Short problem:
Please print every record below exactly as it appears.

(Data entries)
===
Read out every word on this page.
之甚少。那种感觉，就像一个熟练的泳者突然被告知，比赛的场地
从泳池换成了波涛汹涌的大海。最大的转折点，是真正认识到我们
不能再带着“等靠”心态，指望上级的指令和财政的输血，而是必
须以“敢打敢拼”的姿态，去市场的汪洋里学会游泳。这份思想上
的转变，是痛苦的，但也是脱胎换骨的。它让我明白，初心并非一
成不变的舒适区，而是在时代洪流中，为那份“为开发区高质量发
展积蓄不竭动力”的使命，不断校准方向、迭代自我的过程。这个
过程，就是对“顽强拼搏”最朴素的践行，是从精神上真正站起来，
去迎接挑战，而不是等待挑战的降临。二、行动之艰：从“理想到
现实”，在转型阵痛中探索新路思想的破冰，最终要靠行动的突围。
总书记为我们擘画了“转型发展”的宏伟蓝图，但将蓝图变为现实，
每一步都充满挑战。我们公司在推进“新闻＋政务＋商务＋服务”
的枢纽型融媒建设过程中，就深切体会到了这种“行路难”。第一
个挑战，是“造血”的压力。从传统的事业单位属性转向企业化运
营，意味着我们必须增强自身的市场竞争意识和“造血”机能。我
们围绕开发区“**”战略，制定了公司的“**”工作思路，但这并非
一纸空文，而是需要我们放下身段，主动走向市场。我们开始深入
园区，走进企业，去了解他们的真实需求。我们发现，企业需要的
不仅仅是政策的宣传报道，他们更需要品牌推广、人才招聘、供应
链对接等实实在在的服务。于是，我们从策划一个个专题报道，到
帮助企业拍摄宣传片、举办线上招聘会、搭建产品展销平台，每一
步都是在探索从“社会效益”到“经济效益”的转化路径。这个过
===
Correct response:
Read out every word on this page.
之甚少。那种感觉，就像一个熟练的泳者突然被告知，比赛的场地
从泳池换成了波涛汹涌的大海。最大的转折点，是真正认识到我们
不能再带着“等靠”心态，指望上级的指令和财政的输血，而是必
须以“敢打敢拼”的姿态，去市场的汪洋里学会游泳。这份思想上
的转变，是痛苦的，但也是脱胎换骨的。它让我明白，初心并非一
成不变的舒适区，而是在时代洪流中，为那份“为开发区高质量发
展积蓄不竭动力”的使命，不断校准方向、迭代自我的过程。这个
过程，就是对“顽强拼搏”最朴素的践行，是从精神上真正站起来，
去迎接挑战，而不是等待挑战的降临。二、行动之艰：从“理想到
现实”，在转型阵痛中探索新路思想的破冰，最终要靠行动的突围。
总书记为我们擘画了“转型发展”的宏伟蓝图，但将蓝图变为现实，
每一步都充满挑战。我们公司在推进“新闻＋政务＋商务＋服务”
的枢纽型融媒建设过程中，就深切体会到了这种“行路难”。第一
个挑战，是“造血”的压力。从传统的事业单位属性转向企业化运
营，意味着我们必须增强自身的市场竞争意识和“造血”机能。我
们围绕开发区“**”战略，制定了公司的“**”工作思路，但这并非
一纸空文，而是需要我们放下身段，主动走向市场。我们开始深入
园区，走进企业，去了解他们的真实需求。我们发现，企业需要的
不仅仅是政策的宣传报道，他们更需要品牌推广、人才招聘、供应
链对接等实实在在的服务。于是，我们从策划一个个专题报道，到
帮助企业拍摄宣传片、举办线上招聘会、搭建产品展销平台，每一
步都是在探索从“社会效益”到“经济效益”的转化路径。这个过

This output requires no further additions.